- Texto proporcionado
☆ ☆ ☆ ☆ ☆

El profeta Jeremías nos habla así en la primera lectura:

Mirad que llegan días -oráculo del Señor- en que cumpliré la promesa que hice a la casa de Israel: suscitaré un vástago legítimo, que hará justicia y derecho en la tierra. En aquellos días se salvará Jerusalén y sus hijos vivirán en paz.

¿Qué mejor noticia que ésta podía recibir un pueblo desolado, después de la destrucción de Jerusalén y la deportación a Babilonia? Esperaban al Mesías, que traería la paz, la justicia, el derecho, la salvación.

Y el Evangelio se coloca en esta misma perspectiva:

Entonces verán al Hijo del hombre venir en una nube, con gran poder y majestad. Cuando empiece a suceder esto, levantaos, alzad la cabeza: se acerca vuestra liberación.

☆ ☆ ☆ ☆ ☆

- Enunciado escrito
Según el texto proporcionado, ¿qué ocurrirá con Jerusalén en aquellos días? Los ítems no intervienen para nada en esto.

☆ ☆ ☆ ☆ ☆

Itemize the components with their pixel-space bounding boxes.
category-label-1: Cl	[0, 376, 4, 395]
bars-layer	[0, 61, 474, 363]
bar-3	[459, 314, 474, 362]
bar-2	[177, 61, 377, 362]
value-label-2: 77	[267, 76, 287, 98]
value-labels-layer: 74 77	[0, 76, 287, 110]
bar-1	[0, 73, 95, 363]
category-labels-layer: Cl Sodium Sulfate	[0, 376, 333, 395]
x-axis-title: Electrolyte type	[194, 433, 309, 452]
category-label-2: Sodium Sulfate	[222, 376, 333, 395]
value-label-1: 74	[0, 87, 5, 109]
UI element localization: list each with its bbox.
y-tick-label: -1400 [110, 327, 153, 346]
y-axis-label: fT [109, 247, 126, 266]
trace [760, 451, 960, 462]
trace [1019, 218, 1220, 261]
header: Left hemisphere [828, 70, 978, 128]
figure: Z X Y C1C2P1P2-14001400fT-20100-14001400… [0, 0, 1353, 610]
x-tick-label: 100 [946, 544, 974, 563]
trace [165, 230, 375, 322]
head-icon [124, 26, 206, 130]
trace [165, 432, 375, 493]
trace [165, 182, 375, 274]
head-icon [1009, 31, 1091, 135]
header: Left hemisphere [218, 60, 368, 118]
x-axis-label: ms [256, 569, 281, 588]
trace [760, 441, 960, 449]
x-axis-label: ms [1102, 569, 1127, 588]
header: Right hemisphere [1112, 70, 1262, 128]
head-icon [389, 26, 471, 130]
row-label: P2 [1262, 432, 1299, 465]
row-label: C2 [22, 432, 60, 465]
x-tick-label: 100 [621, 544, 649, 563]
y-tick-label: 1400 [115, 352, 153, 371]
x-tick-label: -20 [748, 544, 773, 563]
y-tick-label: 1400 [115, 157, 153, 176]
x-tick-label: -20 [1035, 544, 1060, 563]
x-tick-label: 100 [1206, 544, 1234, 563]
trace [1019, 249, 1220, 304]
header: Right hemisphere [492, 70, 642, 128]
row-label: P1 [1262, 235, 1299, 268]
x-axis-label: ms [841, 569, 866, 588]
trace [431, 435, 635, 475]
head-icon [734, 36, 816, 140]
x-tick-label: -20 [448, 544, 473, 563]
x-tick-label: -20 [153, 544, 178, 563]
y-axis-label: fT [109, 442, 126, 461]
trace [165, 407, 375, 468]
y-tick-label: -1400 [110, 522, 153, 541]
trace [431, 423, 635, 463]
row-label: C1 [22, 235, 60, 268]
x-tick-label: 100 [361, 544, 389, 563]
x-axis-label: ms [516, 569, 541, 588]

☆ ☆ ☆ ☆ ☆

- Resultado
Jerusalén se salvará y sus hijos vivirán en paz.